** Task goal **
Where a line of the material contains the string "could", copy that line.
[BEGIN Material]
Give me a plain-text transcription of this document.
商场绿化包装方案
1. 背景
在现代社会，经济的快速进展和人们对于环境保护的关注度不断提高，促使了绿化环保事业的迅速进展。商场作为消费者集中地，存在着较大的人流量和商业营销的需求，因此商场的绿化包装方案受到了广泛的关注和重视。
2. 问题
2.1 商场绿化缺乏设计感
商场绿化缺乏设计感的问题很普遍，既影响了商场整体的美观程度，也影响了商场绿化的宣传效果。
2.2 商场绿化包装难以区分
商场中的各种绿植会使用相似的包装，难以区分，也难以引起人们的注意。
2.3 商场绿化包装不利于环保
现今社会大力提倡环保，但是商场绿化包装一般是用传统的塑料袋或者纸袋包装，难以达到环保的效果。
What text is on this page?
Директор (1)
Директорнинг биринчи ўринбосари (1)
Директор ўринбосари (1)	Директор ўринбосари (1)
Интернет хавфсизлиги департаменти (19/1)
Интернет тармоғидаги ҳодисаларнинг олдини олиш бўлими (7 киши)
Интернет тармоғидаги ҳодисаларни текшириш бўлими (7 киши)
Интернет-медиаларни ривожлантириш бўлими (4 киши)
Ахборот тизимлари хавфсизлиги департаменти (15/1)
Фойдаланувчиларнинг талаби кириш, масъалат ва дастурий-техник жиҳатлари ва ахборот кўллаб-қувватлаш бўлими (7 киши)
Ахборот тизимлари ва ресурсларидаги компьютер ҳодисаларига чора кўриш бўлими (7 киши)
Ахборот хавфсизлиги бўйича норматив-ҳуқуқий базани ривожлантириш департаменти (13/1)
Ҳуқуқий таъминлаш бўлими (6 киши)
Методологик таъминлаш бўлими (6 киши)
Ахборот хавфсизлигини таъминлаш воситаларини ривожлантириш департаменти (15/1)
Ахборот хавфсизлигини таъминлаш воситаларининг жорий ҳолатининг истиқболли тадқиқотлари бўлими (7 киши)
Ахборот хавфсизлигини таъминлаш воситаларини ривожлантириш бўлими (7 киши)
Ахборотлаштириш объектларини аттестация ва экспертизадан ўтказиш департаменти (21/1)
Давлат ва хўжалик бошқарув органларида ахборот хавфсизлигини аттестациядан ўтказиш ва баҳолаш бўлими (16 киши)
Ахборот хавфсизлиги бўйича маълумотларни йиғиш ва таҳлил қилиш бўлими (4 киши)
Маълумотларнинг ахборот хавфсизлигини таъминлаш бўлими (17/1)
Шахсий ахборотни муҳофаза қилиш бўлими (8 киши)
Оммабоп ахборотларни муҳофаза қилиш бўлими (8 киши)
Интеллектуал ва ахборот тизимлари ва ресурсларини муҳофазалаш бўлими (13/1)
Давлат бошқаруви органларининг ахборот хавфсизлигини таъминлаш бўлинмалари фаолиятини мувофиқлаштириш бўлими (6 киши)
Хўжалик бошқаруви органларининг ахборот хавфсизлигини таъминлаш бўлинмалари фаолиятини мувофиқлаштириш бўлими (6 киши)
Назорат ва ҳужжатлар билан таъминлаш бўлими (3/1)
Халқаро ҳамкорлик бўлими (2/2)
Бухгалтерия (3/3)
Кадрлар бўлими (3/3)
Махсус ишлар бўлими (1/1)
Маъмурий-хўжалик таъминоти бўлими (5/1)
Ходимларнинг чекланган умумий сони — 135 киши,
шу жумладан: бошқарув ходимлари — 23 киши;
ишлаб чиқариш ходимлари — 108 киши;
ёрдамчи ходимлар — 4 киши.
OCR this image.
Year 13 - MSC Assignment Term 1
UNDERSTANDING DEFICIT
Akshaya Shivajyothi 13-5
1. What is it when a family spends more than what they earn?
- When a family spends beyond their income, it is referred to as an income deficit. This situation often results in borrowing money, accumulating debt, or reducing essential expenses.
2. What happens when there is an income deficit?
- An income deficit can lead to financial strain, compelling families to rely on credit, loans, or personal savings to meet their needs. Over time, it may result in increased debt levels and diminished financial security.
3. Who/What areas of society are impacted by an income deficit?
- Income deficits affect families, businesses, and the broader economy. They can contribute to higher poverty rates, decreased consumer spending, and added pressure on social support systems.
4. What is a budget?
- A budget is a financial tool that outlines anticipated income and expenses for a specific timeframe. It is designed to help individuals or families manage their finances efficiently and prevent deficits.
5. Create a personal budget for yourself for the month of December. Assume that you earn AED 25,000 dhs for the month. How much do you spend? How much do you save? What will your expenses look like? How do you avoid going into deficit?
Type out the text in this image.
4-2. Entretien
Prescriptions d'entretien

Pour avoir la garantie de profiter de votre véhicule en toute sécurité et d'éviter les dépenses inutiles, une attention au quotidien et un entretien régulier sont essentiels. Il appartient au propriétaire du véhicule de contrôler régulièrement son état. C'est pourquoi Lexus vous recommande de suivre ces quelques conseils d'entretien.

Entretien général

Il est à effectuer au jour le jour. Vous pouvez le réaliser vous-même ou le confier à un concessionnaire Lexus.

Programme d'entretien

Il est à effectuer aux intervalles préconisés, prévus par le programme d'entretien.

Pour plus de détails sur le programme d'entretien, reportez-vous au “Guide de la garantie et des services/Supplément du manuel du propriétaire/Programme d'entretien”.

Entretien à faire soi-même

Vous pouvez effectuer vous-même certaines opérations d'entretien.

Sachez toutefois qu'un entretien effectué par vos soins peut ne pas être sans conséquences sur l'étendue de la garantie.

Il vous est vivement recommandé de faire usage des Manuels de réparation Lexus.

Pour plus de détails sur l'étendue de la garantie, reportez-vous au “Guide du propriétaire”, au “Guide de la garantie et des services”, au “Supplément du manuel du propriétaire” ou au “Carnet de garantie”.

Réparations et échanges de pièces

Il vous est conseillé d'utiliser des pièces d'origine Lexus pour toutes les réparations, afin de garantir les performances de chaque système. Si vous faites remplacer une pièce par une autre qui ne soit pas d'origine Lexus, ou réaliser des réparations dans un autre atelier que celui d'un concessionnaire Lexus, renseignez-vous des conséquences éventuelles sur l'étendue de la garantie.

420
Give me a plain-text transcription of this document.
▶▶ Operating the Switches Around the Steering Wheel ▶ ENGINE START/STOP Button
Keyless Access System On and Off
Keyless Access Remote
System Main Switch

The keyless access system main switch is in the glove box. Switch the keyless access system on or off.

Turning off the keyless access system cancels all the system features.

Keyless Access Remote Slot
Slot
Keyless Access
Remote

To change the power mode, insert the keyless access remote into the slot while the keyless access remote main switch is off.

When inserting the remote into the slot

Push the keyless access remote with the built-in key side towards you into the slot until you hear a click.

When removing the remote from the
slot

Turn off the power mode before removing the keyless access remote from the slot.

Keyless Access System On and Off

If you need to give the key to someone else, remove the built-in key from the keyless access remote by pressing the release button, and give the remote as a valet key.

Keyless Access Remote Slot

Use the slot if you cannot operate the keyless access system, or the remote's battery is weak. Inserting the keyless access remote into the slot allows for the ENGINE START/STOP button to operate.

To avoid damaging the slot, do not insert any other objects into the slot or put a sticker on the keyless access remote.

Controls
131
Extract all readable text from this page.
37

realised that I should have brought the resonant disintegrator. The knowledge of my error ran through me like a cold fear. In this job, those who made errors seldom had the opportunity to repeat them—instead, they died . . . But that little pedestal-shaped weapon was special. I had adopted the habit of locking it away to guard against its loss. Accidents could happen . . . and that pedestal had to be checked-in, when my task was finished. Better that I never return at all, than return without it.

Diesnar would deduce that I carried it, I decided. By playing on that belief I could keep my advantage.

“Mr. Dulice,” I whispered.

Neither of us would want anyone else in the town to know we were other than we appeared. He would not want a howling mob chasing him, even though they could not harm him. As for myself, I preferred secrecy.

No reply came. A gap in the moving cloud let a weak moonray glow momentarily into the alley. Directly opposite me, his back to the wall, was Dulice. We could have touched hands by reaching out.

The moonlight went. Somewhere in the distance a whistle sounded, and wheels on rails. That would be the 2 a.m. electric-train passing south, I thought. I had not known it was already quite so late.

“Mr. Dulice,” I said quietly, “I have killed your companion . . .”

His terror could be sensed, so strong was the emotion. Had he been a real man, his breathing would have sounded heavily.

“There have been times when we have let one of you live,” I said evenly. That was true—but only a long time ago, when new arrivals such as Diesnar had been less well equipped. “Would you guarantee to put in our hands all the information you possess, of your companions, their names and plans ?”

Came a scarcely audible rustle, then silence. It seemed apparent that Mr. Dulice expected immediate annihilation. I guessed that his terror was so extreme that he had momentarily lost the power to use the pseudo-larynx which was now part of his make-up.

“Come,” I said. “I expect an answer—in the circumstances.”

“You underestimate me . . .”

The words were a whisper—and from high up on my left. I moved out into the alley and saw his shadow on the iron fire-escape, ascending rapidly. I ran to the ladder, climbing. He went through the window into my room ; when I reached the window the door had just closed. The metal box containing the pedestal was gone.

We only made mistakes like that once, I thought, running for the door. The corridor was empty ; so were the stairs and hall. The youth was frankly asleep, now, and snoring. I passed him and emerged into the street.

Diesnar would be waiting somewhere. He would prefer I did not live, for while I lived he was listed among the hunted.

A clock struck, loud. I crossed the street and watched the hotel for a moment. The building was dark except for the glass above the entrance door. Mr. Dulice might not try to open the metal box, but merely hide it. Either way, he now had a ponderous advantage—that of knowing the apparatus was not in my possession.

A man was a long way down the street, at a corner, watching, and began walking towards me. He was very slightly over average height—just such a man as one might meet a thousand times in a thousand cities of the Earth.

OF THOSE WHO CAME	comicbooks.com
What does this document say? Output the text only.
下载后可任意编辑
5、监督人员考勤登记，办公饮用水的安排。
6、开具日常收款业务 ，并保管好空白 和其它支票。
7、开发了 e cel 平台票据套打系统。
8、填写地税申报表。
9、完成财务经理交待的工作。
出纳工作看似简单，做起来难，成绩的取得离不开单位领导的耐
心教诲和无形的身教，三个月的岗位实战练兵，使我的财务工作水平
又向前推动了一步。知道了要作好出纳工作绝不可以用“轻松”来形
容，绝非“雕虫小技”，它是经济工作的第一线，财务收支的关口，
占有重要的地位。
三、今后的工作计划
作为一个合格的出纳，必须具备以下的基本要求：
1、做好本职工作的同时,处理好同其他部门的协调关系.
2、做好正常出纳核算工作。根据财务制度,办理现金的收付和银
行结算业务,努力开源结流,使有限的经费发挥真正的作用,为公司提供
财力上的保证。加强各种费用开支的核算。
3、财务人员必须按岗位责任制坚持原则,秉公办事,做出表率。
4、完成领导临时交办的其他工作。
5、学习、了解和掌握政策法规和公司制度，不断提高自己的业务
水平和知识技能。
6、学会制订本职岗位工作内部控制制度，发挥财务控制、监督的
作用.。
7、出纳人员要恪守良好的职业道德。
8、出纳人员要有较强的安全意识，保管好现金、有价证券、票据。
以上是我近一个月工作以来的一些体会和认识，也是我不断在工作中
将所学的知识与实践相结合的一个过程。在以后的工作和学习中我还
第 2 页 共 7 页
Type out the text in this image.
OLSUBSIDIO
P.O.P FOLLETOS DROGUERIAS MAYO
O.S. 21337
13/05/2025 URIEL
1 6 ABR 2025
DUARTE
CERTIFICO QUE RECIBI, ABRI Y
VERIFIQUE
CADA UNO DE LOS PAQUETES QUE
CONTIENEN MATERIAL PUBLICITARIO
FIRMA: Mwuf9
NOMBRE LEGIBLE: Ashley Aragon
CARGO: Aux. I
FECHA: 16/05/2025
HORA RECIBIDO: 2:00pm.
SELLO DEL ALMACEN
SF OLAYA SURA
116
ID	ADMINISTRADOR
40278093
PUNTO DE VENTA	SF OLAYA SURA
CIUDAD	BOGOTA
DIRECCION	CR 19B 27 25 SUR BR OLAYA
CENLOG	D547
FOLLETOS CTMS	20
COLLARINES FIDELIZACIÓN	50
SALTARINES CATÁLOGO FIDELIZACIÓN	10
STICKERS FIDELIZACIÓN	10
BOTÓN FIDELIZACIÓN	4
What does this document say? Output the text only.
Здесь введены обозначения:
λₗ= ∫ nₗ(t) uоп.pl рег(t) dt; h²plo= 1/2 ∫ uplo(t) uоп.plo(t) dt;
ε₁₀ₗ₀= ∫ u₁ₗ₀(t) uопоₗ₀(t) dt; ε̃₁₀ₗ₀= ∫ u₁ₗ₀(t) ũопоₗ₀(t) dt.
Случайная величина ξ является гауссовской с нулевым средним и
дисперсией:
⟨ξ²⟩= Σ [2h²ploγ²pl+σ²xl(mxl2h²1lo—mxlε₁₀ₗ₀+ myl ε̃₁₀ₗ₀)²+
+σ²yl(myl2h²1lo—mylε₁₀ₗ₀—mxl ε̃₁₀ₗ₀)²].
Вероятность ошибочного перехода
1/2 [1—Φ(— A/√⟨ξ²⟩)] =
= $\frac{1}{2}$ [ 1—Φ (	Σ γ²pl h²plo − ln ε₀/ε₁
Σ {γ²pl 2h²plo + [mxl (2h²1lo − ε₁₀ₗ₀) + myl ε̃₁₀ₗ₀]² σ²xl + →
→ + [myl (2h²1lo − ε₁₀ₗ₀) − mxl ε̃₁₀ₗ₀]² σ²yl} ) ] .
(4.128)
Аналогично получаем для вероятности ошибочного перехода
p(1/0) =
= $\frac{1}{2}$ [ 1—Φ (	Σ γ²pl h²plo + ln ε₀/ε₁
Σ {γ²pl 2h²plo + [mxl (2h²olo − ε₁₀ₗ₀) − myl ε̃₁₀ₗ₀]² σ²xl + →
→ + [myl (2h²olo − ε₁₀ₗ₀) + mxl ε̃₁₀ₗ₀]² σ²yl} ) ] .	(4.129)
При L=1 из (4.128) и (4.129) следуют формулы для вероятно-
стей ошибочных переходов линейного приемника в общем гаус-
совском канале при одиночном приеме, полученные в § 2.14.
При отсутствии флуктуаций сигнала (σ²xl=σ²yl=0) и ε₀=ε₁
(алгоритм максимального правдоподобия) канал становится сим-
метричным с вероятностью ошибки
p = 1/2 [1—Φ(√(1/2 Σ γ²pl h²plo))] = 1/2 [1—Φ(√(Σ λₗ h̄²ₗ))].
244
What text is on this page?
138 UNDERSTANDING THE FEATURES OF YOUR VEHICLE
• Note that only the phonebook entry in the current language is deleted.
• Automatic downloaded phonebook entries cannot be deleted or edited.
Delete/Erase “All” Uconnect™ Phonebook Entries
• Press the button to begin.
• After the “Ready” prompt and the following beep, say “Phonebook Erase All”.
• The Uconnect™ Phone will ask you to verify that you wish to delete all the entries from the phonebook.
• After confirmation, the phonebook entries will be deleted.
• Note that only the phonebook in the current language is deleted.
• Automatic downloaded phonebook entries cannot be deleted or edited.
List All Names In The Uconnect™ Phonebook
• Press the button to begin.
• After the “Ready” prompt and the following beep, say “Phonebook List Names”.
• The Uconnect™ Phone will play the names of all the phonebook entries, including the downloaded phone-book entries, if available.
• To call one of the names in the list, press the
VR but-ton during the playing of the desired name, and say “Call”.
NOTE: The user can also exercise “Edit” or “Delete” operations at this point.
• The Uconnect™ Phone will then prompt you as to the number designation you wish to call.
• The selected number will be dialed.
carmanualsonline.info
[END Material]
** Written response **
realised that I should have brought the resonant disintegrator. The knowledge of my error ran through me like a cold fear. In this job, those who made errors seldom had the opportunity to repeat them—instead, they died . . . But that little pedestal-shaped weapon was special. I had adopted the habit of locking it away to guard against its loss. Accidents could happen . . . and that pedestal had to be checked-in, when my task was finished. Better that I never return at all, than return without it.
Diesnar would deduce that I carried it, I decided. By playing on that belief I could keep my advantage.
Neither of us would want anyone else in the town to know we were other than we appeared. He would not want a howling mob chasing him, even though they could not harm him. As for myself, I preferred secrecy.
No reply came. A gap in the moving cloud let a weak moonray glow momentarily into the alley. Directly opposite me, his back to the wall, was Dulice. We could have touched hands by reaching out.
His terror could be sensed, so strong was the emotion. Had he been a real man, his breathing would have sounded heavily.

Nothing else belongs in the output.